Problem to solve:
Find every line in the records below that holds the word "historical" and copy it.
▼▼▼
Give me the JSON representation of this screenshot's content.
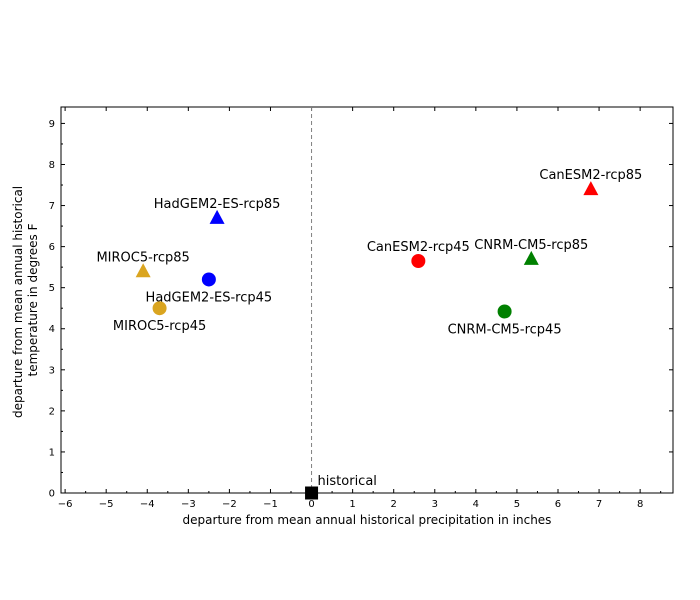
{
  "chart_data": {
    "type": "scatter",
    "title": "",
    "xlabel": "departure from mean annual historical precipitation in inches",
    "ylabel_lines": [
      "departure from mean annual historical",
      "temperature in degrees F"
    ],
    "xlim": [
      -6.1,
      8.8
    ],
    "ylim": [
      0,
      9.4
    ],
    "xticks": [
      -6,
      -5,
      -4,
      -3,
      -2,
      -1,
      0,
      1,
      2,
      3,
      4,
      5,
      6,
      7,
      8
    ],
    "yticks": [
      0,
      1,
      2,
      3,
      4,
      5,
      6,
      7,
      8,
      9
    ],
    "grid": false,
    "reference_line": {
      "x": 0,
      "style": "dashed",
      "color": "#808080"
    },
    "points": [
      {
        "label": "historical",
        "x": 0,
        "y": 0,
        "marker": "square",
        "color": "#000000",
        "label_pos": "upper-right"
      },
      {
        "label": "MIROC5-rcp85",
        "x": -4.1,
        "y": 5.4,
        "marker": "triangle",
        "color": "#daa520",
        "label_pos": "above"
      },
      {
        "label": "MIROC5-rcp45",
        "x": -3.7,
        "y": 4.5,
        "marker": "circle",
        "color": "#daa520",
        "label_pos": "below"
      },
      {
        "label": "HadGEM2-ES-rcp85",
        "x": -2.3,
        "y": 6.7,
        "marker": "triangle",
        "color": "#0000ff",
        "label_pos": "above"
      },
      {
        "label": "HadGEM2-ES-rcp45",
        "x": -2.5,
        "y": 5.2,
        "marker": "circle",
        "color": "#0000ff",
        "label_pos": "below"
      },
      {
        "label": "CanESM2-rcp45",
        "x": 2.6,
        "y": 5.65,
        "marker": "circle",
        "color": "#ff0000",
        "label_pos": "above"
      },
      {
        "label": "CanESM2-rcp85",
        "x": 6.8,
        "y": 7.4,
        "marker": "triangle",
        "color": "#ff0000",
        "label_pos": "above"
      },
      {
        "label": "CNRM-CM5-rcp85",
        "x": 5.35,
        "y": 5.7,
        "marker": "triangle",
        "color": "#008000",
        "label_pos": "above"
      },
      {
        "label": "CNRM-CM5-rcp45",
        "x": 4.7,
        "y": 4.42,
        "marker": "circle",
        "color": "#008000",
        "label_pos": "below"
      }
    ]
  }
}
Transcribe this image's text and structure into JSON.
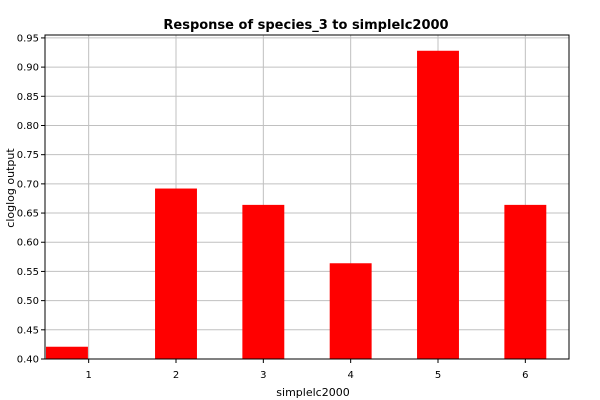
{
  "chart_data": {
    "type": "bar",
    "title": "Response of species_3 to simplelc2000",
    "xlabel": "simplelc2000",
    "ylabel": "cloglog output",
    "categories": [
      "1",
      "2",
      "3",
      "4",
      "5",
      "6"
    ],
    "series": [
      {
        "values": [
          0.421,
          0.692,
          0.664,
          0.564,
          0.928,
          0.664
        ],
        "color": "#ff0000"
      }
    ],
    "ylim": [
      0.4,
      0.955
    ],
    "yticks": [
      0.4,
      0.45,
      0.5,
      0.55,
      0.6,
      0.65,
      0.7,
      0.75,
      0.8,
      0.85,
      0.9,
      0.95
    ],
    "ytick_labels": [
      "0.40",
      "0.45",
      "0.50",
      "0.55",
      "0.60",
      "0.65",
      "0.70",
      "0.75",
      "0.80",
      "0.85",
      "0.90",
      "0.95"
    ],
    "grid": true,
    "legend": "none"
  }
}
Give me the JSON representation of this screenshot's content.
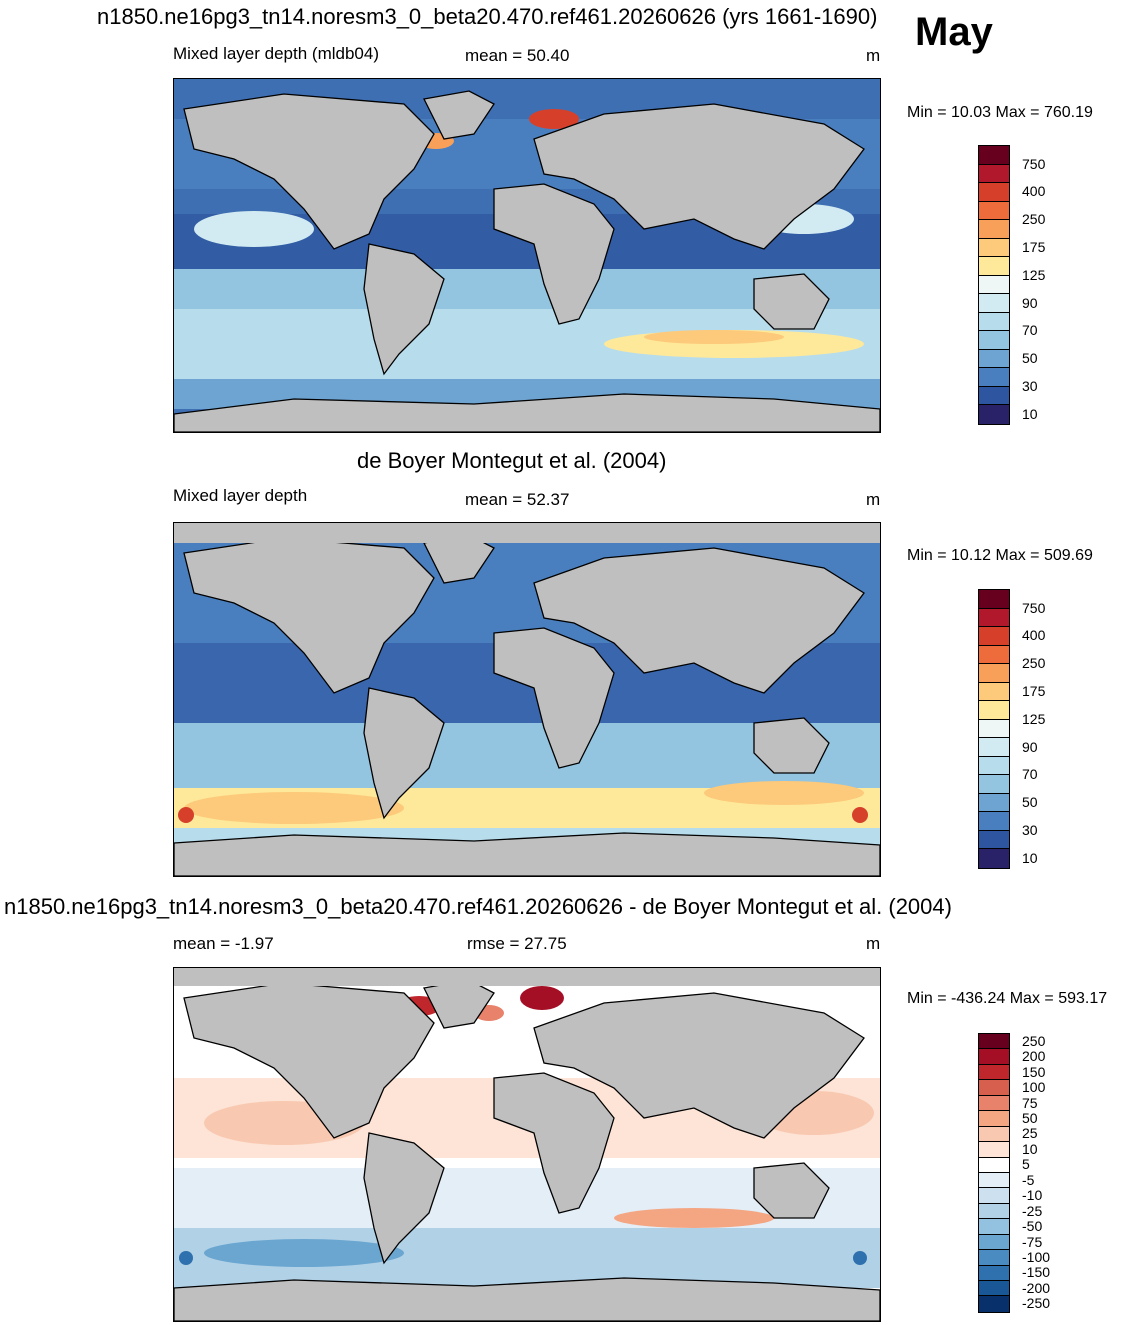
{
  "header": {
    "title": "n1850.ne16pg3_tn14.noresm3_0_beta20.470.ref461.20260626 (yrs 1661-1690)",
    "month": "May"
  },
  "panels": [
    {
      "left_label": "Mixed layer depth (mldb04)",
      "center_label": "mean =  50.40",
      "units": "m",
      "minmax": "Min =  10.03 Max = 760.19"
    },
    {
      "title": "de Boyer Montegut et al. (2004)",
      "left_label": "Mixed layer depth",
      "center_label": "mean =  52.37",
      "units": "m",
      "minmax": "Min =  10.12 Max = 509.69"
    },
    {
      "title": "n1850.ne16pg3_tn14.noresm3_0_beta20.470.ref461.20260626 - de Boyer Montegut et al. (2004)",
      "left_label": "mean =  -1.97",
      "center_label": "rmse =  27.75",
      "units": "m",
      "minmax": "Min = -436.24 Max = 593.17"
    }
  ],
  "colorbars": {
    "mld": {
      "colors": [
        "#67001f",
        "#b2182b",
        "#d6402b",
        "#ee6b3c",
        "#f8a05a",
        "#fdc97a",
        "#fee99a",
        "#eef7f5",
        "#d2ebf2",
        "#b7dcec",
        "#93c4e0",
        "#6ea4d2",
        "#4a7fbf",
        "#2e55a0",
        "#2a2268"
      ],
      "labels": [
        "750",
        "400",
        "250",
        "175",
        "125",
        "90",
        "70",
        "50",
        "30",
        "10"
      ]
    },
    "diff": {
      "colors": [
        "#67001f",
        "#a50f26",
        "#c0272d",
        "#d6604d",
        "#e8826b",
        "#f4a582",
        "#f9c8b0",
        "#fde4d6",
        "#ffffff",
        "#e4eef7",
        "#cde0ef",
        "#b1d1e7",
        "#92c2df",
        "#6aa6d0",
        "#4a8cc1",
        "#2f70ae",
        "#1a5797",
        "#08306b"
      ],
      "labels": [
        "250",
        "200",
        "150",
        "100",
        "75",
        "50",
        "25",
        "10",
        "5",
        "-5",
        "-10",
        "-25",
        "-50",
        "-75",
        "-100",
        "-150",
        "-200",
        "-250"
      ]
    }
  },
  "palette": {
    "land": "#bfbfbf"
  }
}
▲▲▲
▼▼▼
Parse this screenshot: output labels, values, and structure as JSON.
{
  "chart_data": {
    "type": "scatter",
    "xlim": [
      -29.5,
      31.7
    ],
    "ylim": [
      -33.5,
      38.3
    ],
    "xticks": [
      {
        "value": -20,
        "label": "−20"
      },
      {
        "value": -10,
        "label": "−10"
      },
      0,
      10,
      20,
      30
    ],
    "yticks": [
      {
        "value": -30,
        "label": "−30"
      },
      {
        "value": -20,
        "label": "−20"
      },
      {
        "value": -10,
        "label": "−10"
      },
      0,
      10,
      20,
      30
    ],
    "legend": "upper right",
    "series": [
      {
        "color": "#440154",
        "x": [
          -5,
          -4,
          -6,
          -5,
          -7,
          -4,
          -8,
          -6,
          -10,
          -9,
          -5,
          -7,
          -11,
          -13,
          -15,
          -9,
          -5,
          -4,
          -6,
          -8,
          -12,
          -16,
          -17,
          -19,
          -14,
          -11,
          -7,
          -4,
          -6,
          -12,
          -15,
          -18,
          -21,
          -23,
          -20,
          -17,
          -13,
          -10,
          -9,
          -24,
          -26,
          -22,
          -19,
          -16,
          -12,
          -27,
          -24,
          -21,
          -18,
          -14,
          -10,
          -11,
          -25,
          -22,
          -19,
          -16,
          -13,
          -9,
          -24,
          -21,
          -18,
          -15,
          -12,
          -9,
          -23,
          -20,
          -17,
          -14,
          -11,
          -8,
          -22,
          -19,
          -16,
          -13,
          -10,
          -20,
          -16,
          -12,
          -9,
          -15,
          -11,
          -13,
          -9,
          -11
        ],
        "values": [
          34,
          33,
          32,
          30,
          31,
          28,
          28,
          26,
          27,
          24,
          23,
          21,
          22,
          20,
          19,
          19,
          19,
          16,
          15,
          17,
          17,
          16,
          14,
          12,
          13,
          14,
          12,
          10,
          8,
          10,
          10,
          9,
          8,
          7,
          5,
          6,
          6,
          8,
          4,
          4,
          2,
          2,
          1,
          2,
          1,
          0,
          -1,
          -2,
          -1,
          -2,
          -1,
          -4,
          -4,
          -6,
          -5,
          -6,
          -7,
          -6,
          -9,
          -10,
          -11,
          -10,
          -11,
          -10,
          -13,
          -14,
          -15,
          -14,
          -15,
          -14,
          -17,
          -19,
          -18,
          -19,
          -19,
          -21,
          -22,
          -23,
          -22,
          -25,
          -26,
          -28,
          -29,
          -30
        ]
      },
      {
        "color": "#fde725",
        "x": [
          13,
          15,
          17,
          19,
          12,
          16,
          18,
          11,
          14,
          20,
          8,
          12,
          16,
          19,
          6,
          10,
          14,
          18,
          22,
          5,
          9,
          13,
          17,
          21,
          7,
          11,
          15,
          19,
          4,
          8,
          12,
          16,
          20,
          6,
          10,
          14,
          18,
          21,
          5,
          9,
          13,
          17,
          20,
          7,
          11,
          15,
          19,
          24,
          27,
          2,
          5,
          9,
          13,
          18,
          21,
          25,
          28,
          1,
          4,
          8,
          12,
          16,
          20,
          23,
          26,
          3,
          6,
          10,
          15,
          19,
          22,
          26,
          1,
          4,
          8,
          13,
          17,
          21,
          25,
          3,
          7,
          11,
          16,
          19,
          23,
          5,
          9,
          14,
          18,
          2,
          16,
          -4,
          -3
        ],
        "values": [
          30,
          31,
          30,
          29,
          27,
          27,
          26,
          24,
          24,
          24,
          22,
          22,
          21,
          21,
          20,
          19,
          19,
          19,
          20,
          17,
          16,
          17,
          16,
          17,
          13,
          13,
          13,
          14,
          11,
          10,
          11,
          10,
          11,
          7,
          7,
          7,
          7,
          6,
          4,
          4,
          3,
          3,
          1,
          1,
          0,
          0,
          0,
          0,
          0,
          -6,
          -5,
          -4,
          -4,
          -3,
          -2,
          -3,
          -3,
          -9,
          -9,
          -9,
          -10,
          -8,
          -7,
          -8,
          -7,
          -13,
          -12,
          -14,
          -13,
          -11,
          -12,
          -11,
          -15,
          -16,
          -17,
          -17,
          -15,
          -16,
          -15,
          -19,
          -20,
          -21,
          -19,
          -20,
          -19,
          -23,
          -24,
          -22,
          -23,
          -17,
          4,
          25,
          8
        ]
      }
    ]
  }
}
▲▲▲
Finished task:
    "xlabel": "departure from mean annual historical precipitation in inches",
      "departure from mean annual historical",
        "label": "historical",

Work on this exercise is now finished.